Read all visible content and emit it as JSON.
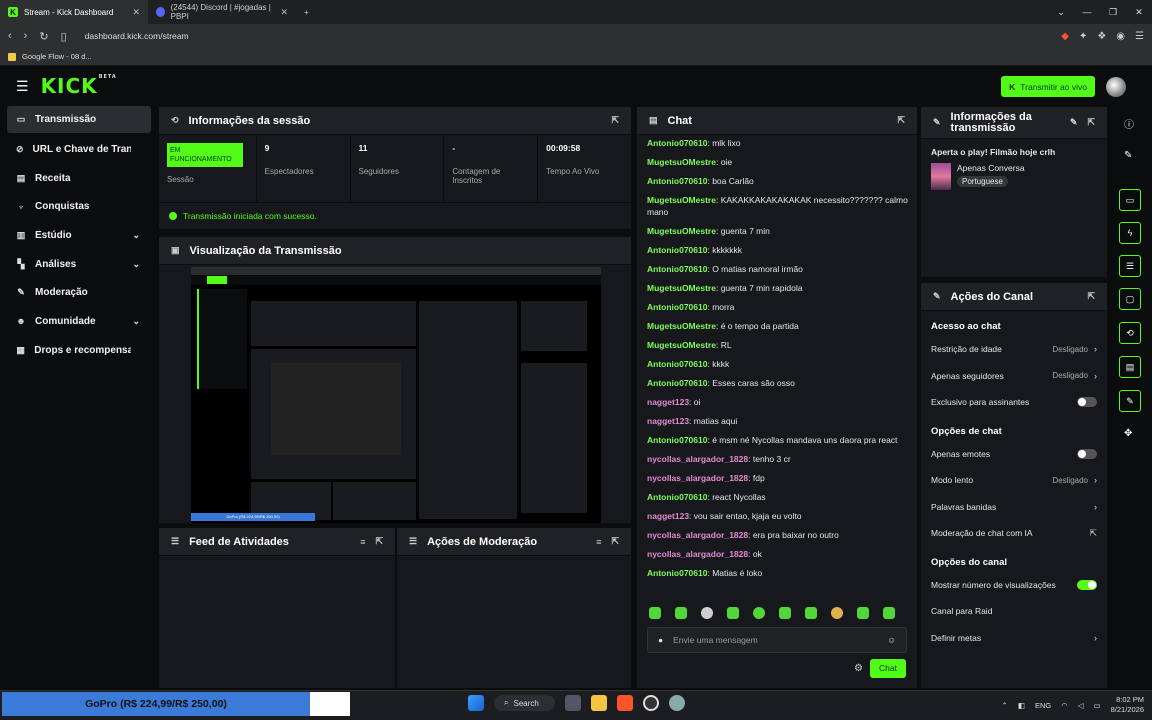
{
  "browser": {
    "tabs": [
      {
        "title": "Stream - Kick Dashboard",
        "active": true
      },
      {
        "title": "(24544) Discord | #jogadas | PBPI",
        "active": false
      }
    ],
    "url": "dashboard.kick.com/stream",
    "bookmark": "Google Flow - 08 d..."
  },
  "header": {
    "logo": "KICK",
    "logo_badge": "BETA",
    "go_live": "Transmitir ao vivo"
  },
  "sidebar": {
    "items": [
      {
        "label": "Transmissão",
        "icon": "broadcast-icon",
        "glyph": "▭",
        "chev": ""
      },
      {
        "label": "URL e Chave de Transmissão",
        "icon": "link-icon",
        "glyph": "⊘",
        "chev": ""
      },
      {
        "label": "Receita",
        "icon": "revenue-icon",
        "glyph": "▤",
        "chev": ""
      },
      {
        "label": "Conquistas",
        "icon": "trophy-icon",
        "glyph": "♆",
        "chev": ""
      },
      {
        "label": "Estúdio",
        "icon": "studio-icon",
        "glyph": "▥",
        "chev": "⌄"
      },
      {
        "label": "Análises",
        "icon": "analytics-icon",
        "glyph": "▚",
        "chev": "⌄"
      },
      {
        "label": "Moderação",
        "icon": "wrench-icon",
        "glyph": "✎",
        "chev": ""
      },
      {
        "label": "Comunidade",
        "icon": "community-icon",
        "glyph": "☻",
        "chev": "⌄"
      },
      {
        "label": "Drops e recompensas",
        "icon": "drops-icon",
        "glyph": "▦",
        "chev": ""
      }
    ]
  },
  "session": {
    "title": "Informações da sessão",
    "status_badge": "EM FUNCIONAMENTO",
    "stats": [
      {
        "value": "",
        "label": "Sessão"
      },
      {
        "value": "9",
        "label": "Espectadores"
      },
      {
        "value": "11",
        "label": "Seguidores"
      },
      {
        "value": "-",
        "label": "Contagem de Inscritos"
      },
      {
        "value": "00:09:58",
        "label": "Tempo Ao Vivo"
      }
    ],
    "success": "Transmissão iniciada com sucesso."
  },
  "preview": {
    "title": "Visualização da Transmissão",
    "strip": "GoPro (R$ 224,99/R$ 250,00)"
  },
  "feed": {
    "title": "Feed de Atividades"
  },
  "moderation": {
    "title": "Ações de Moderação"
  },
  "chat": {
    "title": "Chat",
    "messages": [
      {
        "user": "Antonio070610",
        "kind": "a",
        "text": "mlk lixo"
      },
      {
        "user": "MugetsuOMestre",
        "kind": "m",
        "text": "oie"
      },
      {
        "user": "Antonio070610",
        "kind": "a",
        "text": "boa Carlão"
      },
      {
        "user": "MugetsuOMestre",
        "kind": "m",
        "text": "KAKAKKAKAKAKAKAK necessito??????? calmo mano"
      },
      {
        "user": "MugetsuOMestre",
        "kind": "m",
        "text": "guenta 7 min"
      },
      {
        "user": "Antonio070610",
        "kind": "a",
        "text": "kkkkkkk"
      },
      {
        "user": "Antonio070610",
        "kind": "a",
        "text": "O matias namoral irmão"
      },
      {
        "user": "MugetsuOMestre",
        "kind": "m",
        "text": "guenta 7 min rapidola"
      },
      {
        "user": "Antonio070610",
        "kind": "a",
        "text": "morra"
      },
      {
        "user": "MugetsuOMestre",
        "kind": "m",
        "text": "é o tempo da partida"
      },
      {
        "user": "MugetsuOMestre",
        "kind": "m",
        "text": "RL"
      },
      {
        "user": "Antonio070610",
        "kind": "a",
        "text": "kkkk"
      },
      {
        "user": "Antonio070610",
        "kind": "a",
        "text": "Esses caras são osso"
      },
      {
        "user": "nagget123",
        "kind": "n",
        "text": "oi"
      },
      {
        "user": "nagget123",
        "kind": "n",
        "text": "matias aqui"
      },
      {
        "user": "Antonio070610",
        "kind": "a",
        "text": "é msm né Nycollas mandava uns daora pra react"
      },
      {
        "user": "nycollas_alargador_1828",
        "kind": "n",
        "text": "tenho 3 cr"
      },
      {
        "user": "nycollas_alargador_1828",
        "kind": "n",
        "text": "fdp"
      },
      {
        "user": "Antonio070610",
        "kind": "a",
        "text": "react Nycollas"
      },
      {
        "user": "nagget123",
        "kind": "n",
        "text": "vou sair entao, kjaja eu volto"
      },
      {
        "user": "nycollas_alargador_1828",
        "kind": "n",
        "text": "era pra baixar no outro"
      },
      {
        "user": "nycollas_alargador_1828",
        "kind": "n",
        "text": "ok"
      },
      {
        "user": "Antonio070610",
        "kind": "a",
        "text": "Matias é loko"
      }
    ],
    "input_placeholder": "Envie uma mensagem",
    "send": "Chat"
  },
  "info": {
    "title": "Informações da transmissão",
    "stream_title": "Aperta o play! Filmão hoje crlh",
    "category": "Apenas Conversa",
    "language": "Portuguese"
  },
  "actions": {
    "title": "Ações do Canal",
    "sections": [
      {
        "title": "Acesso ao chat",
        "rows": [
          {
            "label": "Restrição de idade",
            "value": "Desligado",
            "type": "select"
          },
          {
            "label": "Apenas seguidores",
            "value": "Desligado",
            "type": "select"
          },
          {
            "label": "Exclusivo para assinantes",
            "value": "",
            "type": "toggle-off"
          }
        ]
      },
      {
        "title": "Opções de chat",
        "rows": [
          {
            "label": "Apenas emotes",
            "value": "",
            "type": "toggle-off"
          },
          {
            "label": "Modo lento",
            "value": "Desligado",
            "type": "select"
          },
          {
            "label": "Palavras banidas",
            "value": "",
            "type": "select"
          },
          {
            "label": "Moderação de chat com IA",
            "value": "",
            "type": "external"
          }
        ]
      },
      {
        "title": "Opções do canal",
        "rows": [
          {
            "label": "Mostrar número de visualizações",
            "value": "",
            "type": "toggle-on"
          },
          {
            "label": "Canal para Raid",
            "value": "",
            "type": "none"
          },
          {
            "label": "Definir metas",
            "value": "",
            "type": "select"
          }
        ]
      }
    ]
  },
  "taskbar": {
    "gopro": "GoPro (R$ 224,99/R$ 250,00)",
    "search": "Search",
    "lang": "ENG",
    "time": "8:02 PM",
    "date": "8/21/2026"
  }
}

==

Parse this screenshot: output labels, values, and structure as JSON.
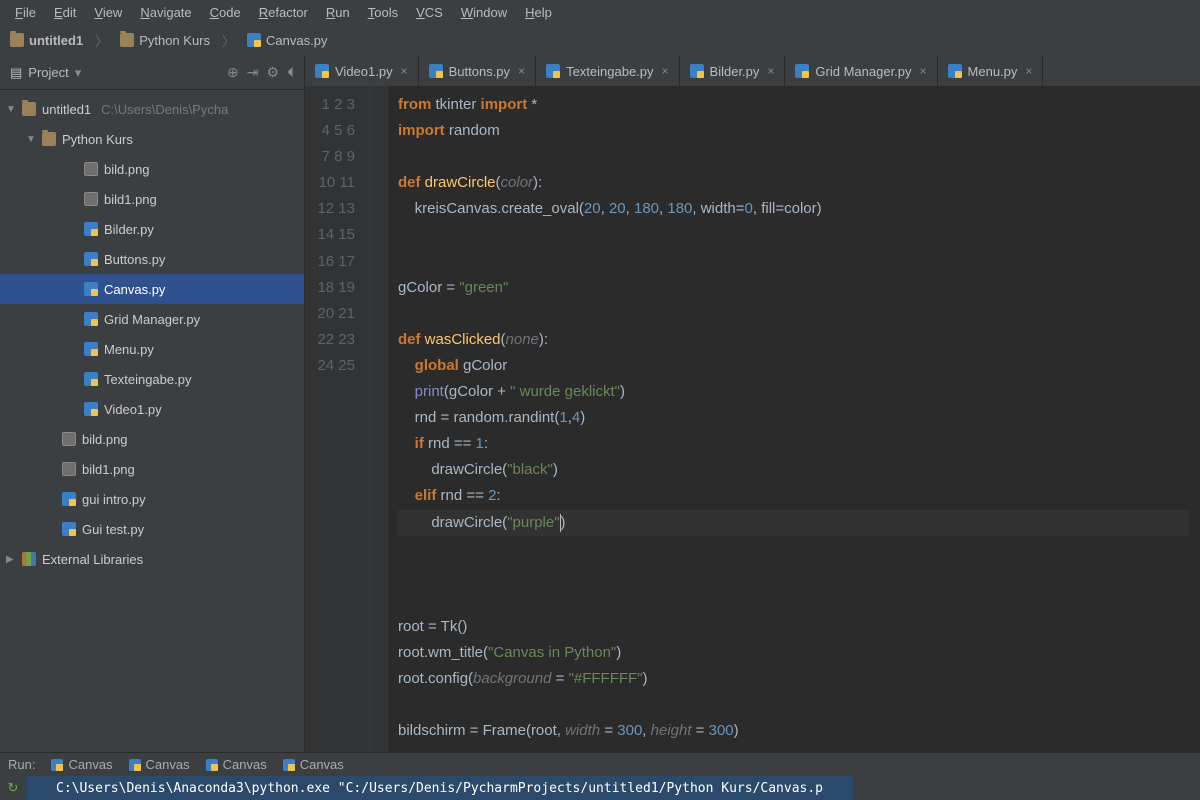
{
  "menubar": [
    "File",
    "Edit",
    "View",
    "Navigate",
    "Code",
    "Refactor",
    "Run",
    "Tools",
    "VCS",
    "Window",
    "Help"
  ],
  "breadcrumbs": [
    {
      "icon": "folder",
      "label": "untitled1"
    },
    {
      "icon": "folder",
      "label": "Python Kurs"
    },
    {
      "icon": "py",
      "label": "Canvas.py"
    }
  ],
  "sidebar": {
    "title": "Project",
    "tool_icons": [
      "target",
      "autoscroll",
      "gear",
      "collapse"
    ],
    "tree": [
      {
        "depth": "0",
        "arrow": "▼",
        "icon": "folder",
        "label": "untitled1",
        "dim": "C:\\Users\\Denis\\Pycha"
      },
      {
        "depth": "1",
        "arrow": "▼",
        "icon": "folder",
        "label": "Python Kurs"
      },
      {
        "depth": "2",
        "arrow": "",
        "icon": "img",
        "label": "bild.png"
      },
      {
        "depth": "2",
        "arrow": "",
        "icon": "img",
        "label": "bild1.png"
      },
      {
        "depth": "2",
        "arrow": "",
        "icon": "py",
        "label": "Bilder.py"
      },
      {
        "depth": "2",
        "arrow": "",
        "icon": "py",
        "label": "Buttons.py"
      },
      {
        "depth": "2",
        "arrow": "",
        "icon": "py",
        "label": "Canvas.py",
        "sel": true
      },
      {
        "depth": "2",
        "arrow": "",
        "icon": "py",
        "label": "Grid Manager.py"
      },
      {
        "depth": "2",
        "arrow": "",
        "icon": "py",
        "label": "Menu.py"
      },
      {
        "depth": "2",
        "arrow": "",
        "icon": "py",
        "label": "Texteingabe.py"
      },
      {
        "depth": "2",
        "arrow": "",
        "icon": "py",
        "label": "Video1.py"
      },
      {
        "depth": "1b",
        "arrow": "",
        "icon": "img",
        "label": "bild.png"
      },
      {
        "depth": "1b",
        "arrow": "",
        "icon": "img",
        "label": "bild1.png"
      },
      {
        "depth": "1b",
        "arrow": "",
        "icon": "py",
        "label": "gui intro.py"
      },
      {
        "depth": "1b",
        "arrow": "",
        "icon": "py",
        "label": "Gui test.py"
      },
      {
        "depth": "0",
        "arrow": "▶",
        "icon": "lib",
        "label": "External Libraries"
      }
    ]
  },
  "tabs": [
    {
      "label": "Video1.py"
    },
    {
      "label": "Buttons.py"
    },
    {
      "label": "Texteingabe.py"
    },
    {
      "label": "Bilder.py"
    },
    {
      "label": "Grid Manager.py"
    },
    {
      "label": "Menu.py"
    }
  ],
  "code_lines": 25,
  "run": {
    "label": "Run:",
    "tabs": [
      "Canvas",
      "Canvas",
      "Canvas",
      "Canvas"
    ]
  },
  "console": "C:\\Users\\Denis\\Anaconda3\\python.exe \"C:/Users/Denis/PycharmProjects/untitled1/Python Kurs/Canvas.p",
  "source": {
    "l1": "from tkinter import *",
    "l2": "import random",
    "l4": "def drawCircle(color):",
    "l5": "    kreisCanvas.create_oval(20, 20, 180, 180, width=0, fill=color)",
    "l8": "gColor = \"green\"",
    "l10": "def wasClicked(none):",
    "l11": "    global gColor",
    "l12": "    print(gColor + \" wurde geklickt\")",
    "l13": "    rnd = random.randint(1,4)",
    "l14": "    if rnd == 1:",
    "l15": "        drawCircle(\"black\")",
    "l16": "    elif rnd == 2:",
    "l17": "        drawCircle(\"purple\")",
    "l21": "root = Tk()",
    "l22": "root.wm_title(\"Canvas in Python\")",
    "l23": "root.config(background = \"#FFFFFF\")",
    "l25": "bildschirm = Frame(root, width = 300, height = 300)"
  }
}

==

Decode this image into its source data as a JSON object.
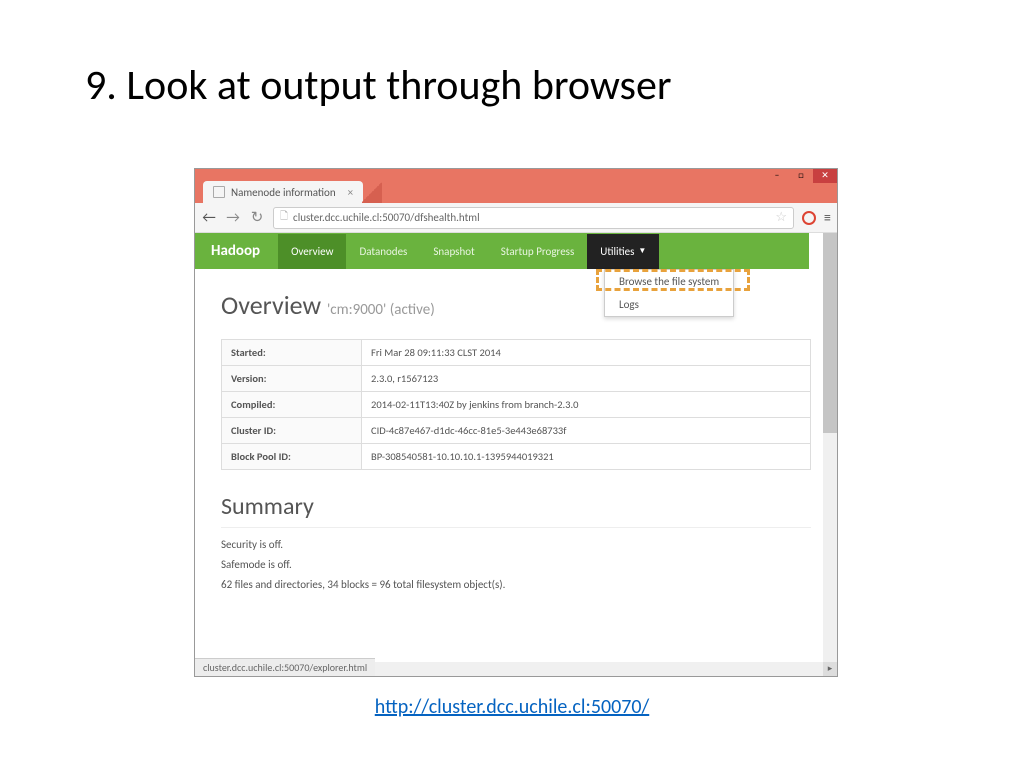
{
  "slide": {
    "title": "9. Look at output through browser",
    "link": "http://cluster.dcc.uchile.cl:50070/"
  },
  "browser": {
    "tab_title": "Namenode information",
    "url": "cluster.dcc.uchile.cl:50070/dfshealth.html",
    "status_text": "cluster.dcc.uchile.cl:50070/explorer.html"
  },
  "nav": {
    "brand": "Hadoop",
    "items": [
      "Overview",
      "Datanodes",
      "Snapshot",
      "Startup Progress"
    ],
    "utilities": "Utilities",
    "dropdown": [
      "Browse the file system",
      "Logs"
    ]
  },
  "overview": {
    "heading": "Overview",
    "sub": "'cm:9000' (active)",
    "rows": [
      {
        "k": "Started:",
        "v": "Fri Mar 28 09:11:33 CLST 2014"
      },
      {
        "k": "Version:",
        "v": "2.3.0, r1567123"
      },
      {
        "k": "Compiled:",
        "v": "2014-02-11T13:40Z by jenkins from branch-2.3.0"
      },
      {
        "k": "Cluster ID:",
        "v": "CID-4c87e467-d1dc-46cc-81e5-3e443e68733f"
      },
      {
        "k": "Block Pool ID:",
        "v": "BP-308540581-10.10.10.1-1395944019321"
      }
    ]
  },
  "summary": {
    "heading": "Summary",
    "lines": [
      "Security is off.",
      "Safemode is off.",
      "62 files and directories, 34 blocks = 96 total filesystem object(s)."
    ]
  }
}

◆ Work to be completed
Gather each line from the listing above that holds "Denis".

◆ Output for this task
        "dim": "C:\\Users\\Denis\\Pycha"
  "console": "C:\\Users\\Denis\\Anaconda3\\python.exe \"C:/Users/Denis/PycharmProjects/untitled1/Python Kurs/Canvas.p",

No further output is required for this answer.